>> START INFORMATION SHOWN

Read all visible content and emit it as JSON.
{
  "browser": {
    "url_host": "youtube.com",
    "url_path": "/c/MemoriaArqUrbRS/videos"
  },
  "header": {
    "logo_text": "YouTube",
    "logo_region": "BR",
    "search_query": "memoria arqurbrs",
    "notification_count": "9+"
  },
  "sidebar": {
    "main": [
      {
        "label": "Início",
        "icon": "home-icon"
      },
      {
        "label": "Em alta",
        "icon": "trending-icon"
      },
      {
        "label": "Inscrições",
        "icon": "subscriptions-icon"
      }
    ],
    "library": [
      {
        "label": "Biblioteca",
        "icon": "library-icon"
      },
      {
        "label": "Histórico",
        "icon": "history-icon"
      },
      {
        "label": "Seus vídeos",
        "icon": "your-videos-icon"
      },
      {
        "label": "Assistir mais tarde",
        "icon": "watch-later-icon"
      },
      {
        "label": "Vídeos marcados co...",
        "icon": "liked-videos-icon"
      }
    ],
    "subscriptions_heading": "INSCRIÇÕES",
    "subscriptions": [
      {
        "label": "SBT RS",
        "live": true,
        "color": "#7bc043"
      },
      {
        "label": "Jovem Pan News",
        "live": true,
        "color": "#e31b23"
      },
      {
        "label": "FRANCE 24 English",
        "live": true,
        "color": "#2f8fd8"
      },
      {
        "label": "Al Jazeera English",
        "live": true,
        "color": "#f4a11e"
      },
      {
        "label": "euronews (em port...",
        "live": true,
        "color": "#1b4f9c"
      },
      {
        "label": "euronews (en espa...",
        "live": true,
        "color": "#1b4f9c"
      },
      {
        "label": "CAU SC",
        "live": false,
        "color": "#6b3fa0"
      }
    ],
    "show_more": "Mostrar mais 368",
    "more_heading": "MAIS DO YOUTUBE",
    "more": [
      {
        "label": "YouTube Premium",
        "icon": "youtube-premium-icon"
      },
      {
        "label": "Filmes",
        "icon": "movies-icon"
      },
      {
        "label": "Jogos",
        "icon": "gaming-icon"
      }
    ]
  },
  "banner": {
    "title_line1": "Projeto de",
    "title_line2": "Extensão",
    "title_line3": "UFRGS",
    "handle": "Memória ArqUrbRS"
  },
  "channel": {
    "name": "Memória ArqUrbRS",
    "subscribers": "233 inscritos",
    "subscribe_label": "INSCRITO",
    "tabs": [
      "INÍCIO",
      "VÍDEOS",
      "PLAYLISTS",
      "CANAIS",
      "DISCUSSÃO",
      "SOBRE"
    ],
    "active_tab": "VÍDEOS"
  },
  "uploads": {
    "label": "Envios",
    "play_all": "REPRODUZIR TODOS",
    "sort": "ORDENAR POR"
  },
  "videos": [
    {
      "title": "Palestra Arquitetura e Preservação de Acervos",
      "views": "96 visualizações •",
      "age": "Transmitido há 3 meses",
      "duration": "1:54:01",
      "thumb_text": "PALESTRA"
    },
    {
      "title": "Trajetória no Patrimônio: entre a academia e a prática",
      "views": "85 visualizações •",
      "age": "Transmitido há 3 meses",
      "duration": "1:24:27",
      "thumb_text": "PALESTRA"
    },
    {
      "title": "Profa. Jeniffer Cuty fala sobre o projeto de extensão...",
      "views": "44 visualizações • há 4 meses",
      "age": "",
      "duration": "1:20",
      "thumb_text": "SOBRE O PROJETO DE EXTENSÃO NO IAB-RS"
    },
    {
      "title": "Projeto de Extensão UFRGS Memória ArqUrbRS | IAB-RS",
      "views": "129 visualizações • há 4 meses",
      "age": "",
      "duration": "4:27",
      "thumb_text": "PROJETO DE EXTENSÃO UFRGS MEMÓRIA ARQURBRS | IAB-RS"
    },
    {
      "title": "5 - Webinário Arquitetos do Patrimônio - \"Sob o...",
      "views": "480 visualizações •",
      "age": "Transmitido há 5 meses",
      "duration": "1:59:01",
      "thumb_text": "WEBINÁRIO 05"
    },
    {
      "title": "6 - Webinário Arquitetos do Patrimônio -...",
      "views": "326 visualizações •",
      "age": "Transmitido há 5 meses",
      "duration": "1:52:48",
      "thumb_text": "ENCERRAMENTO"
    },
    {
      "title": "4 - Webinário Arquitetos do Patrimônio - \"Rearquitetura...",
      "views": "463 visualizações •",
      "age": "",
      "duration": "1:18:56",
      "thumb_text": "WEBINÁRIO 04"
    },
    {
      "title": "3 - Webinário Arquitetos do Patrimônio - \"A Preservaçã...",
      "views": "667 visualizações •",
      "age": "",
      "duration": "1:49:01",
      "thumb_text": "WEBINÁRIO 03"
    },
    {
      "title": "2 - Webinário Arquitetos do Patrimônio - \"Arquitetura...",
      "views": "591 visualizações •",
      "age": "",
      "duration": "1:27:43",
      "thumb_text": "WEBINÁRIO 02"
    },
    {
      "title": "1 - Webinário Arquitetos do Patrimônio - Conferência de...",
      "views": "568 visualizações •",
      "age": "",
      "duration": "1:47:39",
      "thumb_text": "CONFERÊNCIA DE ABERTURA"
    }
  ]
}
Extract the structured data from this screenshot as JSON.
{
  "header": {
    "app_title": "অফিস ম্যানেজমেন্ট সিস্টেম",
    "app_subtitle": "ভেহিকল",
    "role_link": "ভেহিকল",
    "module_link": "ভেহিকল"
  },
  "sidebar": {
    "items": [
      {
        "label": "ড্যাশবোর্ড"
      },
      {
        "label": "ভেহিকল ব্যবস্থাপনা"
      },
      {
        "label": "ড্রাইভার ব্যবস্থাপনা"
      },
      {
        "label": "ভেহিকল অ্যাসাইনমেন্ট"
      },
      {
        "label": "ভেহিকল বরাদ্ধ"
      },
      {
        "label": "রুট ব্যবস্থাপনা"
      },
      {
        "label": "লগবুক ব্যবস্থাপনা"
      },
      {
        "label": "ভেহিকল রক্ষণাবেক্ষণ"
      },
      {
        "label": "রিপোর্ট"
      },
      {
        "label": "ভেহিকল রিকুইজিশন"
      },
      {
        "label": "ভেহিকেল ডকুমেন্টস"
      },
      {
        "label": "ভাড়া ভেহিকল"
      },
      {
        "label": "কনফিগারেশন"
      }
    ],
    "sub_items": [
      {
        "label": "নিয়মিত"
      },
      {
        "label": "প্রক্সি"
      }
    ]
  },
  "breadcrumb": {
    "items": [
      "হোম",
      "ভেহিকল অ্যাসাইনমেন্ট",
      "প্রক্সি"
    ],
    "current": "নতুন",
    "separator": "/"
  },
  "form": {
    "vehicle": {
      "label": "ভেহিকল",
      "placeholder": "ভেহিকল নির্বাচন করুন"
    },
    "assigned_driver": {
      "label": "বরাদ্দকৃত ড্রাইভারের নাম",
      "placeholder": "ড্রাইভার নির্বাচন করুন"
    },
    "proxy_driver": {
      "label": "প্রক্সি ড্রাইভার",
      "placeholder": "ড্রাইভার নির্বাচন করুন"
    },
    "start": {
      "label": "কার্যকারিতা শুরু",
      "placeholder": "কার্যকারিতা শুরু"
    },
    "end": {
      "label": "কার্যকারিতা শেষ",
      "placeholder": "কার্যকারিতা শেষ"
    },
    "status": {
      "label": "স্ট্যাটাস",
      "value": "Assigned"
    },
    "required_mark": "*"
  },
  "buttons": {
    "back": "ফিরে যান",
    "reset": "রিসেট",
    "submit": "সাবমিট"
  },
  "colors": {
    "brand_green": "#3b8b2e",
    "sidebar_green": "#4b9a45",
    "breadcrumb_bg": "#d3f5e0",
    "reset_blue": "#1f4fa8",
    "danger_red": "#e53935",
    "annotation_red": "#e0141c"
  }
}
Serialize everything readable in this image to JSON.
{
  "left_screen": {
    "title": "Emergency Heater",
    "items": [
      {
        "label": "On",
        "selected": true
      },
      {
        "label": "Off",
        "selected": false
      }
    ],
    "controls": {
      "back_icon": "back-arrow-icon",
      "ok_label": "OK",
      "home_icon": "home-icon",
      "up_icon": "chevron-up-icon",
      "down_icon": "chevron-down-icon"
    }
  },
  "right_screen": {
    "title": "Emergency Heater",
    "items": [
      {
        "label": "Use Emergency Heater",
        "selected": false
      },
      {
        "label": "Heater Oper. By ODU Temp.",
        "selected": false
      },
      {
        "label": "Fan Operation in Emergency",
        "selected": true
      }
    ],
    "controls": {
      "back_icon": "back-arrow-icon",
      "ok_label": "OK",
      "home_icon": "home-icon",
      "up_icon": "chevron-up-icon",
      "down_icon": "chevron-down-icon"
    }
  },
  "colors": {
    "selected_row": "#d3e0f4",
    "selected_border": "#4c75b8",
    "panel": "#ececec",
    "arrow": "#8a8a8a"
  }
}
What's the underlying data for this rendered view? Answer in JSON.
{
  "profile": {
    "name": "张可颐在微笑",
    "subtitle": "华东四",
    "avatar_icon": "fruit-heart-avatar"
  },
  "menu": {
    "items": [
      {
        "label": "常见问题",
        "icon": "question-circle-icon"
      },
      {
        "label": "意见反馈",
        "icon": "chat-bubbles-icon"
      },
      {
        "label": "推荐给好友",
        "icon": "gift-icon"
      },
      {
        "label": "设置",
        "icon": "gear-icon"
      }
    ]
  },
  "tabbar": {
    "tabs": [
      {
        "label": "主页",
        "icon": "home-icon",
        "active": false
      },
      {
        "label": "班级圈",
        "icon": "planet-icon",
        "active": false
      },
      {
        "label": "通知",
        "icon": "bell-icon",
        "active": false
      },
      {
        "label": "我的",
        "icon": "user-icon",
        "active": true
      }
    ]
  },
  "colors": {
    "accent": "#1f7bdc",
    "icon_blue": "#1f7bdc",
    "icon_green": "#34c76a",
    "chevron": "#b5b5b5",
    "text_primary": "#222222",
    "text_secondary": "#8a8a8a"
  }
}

>> END INFORMATION SHOWN

REQUIRED TASK
Each line from the one containing "What's the underlying" through the end of the entries, both included, is to be returned exactly, with no other lines.

EXERCISE SOLUTION
What's the underlying data for this rendered view? Answer in JSON.
{
  "profile": {
    "name": "张可颐在微笑",
    "subtitle": "华东四",
    "avatar_icon": "fruit-heart-avatar"
  },
  "menu": {
    "items": [
      {
        "label": "常见问题",
        "icon": "question-circle-icon"
      },
      {
        "label": "意见反馈",
        "icon": "chat-bubbles-icon"
      },
      {
        "label": "推荐给好友",
        "icon": "gift-icon"
      },
      {
        "label": "设置",
        "icon": "gear-icon"
      }
    ]
  },
  "tabbar": {
    "tabs": [
      {
        "label": "主页",
        "icon": "home-icon",
        "active": false
      },
      {
        "label": "班级圈",
        "icon": "planet-icon",
        "active": false
      },
      {
        "label": "通知",
        "icon": "bell-icon",
        "active": false
      },
      {
        "label": "我的",
        "icon": "user-icon",
        "active": true
      }
    ]
  },
  "colors": {
    "accent": "#1f7bdc",
    "icon_blue": "#1f7bdc",
    "icon_green": "#34c76a",
    "chevron": "#b5b5b5",
    "text_primary": "#222222",
    "text_secondary": "#8a8a8a"
  }
}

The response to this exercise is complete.